== EXCERPTED DATA ==
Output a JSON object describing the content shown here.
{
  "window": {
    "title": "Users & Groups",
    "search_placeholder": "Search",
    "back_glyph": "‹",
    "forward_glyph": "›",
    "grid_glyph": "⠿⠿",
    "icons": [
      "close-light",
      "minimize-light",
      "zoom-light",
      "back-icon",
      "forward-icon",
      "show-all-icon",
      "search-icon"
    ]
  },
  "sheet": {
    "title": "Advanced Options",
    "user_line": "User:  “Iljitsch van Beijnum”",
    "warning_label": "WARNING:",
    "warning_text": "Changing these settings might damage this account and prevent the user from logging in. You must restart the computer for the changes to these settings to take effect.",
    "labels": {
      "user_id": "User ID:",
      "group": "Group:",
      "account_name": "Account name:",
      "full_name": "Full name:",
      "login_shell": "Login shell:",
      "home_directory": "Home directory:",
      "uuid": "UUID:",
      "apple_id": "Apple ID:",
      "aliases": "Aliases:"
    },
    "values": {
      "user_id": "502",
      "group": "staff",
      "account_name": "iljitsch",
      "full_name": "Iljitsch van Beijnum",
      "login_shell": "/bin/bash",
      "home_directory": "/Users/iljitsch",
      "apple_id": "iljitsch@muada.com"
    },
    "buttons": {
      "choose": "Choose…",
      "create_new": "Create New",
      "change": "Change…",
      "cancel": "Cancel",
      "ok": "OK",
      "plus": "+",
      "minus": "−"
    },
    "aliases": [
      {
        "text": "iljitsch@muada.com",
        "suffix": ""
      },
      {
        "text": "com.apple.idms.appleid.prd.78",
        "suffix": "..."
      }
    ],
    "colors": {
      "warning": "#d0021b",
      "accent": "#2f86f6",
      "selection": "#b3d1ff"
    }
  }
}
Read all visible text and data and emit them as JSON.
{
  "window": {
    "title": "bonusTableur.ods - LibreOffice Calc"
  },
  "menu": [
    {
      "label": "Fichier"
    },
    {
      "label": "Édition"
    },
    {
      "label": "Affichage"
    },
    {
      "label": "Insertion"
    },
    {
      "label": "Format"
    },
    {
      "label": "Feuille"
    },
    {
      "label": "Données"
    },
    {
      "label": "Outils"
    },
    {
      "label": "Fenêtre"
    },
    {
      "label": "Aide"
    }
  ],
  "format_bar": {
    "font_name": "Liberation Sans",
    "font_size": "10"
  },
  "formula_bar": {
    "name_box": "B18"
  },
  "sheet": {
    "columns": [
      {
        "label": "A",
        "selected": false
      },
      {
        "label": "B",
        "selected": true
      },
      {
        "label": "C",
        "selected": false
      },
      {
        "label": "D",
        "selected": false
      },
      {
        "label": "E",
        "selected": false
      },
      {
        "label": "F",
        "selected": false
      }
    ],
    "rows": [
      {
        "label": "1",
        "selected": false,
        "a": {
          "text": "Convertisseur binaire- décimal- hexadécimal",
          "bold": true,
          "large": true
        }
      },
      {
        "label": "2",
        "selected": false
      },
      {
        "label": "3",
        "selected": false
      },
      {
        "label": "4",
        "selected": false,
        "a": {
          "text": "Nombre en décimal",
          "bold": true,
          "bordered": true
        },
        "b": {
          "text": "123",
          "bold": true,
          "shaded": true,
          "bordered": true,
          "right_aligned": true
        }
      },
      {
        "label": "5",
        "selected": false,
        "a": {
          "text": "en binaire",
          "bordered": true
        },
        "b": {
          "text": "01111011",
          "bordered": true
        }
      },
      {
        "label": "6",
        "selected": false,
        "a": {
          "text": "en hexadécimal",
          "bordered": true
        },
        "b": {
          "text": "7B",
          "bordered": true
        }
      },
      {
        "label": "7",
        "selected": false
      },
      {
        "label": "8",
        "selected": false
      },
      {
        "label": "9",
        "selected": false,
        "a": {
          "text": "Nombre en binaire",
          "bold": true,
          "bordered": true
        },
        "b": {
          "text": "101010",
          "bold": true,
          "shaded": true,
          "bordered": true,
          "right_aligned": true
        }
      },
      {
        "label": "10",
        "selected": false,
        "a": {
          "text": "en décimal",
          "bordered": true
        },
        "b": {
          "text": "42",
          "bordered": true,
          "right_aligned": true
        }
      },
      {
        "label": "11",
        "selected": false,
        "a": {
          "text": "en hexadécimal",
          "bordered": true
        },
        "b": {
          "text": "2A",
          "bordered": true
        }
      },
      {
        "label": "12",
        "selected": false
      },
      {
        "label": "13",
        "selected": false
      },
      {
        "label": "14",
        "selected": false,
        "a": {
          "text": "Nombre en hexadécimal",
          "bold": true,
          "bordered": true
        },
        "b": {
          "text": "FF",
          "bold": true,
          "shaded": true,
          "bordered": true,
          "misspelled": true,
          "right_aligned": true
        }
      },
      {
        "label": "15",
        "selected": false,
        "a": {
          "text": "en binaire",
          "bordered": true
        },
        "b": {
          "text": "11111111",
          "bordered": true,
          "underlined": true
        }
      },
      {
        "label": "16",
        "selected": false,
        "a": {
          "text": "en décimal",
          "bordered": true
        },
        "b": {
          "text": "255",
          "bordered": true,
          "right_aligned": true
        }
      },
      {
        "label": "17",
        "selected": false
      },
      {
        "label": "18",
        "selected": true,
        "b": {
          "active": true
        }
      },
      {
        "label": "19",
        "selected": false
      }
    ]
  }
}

== WHAT THE EXERCISE ASKS ==
Each line of the listing should be echoed back exactly.

== THE RESULT ==
Output a JSON object describing the content shown here.
{
  "window": {
    "title": "Users & Groups",
    "search_placeholder": "Search",
    "back_glyph": "‹",
    "forward_glyph": "›",
    "grid_glyph": "⠿⠿",
    "icons": [
      "close-light",
      "minimize-light",
      "zoom-light",
      "back-icon",
      "forward-icon",
      "show-all-icon",
      "search-icon"
    ]
  },
  "sheet": {
    "title": "Advanced Options",
    "user_line": "User:  “Iljitsch van Beijnum”",
    "warning_label": "WARNING:",
    "warning_text": "Changing these settings might damage this account and prevent the user from logging in. You must restart the computer for the changes to these settings to take effect.",
    "labels": {
      "user_id": "User ID:",
      "group": "Group:",
      "account_name": "Account name:",
      "full_name": "Full name:",
      "login_shell": "Login shell:",
      "home_directory": "Home directory:",
      "uuid": "UUID:",
      "apple_id": "Apple ID:",
      "aliases": "Aliases:"
    },
    "values": {
      "user_id": "502",
      "group": "staff",
      "account_name": "iljitsch",
      "full_name": "Iljitsch van Beijnum",
      "login_shell": "/bin/bash",
      "home_directory": "/Users/iljitsch",
      "apple_id": "iljitsch@muada.com"
    },
    "buttons": {
      "choose": "Choose…",
      "create_new": "Create New",
      "change": "Change…",
      "cancel": "Cancel",
      "ok": "OK",
      "plus": "+",
      "minus": "−"
    },
    "aliases": [
      {
        "text": "iljitsch@muada.com",
        "suffix": ""
      },
      {
        "text": "com.apple.idms.appleid.prd.78",
        "suffix": "..."
      }
    ],
    "colors": {
      "warning": "#d0021b",
      "accent": "#2f86f6",
      "selection": "#b3d1ff"
    }
  }
}
Read all visible text and data and emit them as JSON.
{
  "window": {
    "title": "bonusTableur.ods - LibreOffice Calc"
  },
  "menu": [
    {
      "label": "Fichier"
    },
    {
      "label": "Édition"
    },
    {
      "label": "Affichage"
    },
    {
      "label": "Insertion"
    },
    {
      "label": "Format"
    },
    {
      "label": "Feuille"
    },
    {
      "label": "Données"
    },
    {
      "label": "Outils"
    },
    {
      "label": "Fenêtre"
    },
    {
      "label": "Aide"
    }
  ],
  "format_bar": {
    "font_name": "Liberation Sans",
    "font_size": "10"
  },
  "formula_bar": {
    "name_box": "B18"
  },
  "sheet": {
    "columns": [
      {
        "label": "A",
        "selected": false
      },
      {
        "label": "B",
        "selected": true
      },
      {
        "label": "C",
        "selected": false
      },
      {
        "label": "D",
        "selected": false
      },
      {
        "label": "E",
        "selected": false
      },
      {
        "label": "F",
        "selected": false
      }
    ],
    "rows": [
      {
        "label": "1",
        "selected": false,
        "a": {
          "text": "Convertisseur binaire- décimal- hexadécimal",
          "bold": true,
          "large": true
        }
      },
      {
        "label": "2",
        "selected": false
      },
      {
        "label": "3",
        "selected": false
      },
      {
        "label": "4",
        "selected": false,
        "a": {
          "text": "Nombre en décimal",
          "bold": true,
          "bordered": true
        },
        "b": {
          "text": "123",
          "bold": true,
          "shaded": true,
          "bordered": true,
          "right_aligned": true
        }
      },
      {
        "label": "5",
        "selected": false,
        "a": {
          "text": "en binaire",
          "bordered": true
        },
        "b": {
          "text": "01111011",
          "bordered": true
        }
      },
      {
        "label": "6",
        "selected": false,
        "a": {
          "text": "en hexadécimal",
          "bordered": true
        },
        "b": {
          "text": "7B",
          "bordered": true
        }
      },
      {
        "label": "7",
        "selected": false
      },
      {
        "label": "8",
        "selected": false
      },
      {
        "label": "9",
        "selected": false,
        "a": {
          "text": "Nombre en binaire",
          "bold": true,
          "bordered": true
        },
        "b": {
          "text": "101010",
          "bold": true,
          "shaded": true,
          "bordered": true,
          "right_aligned": true
        }
      },
      {
        "label": "10",
        "selected": false,
        "a": {
          "text": "en décimal",
          "bordered": true
        },
        "b": {
          "text": "42",
          "bordered": true,
          "right_aligned": true
        }
      },
      {
        "label": "11",
        "selected": false,
        "a": {
          "text": "en hexadécimal",
          "bordered": true
        },
        "b": {
          "text": "2A",
          "bordered": true
        }
      },
      {
        "label": "12",
        "selected": false
      },
      {
        "label": "13",
        "selected": false
      },
      {
        "label": "14",
        "selected": false,
        "a": {
          "text": "Nombre en hexadécimal",
          "bold": true,
          "bordered": true
        },
        "b": {
          "text": "FF",
          "bold": true,
          "shaded": true,
          "bordered": true,
          "misspelled": true,
          "right_aligned": true
        }
      },
      {
        "label": "15",
        "selected": false,
        "a": {
          "text": "en binaire",
          "bordered": true
        },
        "b": {
          "text": "11111111",
          "bordered": true,
          "underlined": true
        }
      },
      {
        "label": "16",
        "selected": false,
        "a": {
          "text": "en décimal",
          "bordered": true
        },
        "b": {
          "text": "255",
          "bordered": true,
          "right_aligned": true
        }
      },
      {
        "label": "17",
        "selected": false
      },
      {
        "label": "18",
        "selected": true,
        "b": {
          "active": true
        }
      },
      {
        "label": "19",
        "selected": false
      }
    ]
  }
}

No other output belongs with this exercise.